What you need to do:
Collect all lines from the records below that include the word "this".

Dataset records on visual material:
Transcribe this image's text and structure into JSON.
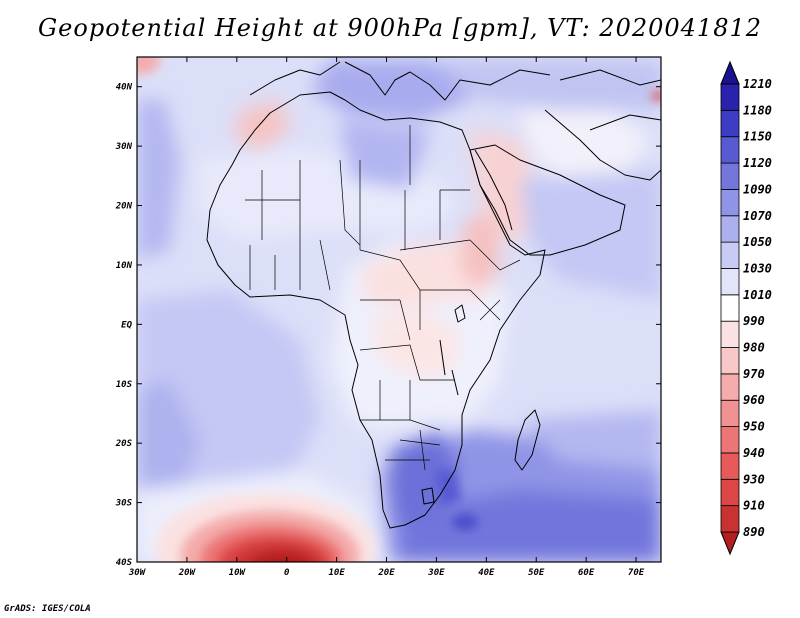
{
  "title": "Geopotential Height at 900hPa [gpm], VT: 2020041812",
  "credit": "GrADS: IGES/COLA",
  "map": {
    "lat_labels": [
      "40N",
      "30N",
      "20N",
      "10N",
      "EQ",
      "10S",
      "20S",
      "30S",
      "40S"
    ],
    "lon_labels": [
      "30W",
      "20W",
      "10W",
      "0",
      "10E",
      "20E",
      "30E",
      "40E",
      "50E",
      "60E",
      "70E"
    ]
  },
  "colorbar": {
    "levels": [
      "890",
      "910",
      "930",
      "940",
      "950",
      "960",
      "970",
      "980",
      "990",
      "1010",
      "1030",
      "1050",
      "1070",
      "1090",
      "1120",
      "1150",
      "1180",
      "1210"
    ],
    "colors": [
      "#b41e1e",
      "#c83232",
      "#dc4646",
      "#e65a5a",
      "#ec7676",
      "#f09292",
      "#f4acac",
      "#f8c8c8",
      "#fbe2e2",
      "#ffffff",
      "#e2e4fa",
      "#c8ccf4",
      "#acb0ee",
      "#9094e6",
      "#7476dc",
      "#585ad2",
      "#3c3cc4",
      "#2a22ac",
      "#1a1290"
    ]
  }
}
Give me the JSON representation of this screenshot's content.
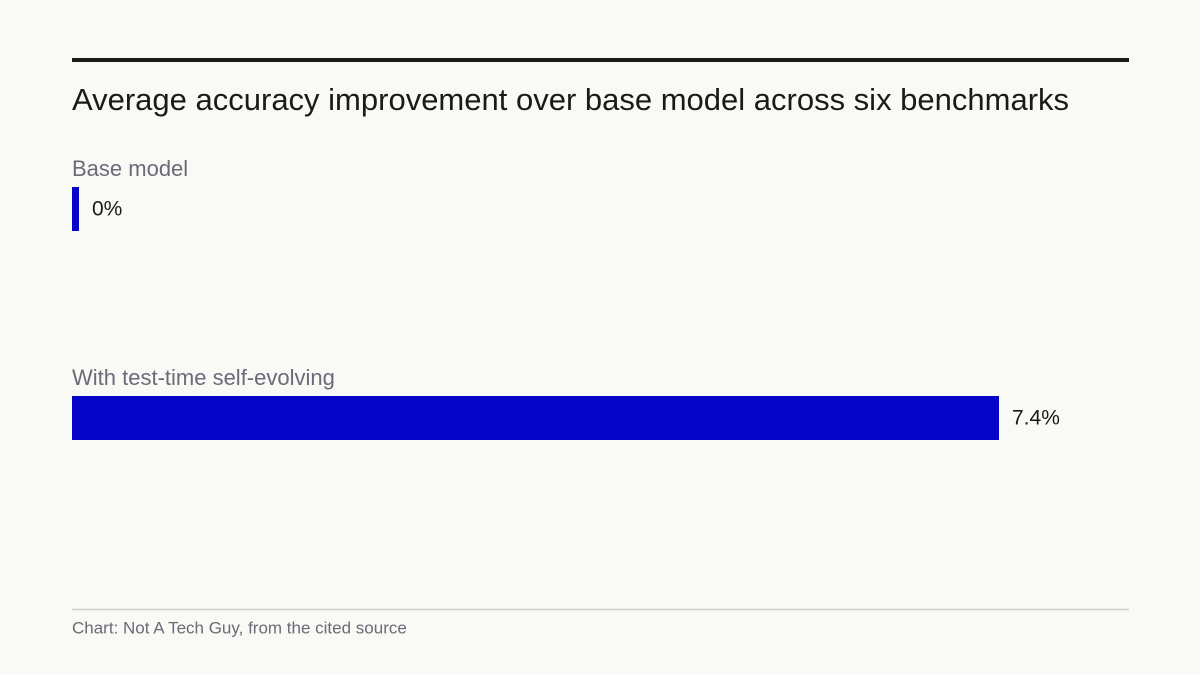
{
  "chart_data": {
    "type": "bar",
    "orientation": "horizontal",
    "title": "Average accuracy improvement over base model across six benchmarks",
    "categories": [
      "Base model",
      "With test-time self-evolving"
    ],
    "values": [
      0,
      7.4
    ],
    "value_labels": [
      "0%",
      "7.4%"
    ],
    "color": "#0505c8",
    "source": "Chart: Not A Tech Guy, from the cited source"
  }
}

Final result:
Transcribe this image's text and structure into JSON.
Give me the JSON representation of this screenshot's content.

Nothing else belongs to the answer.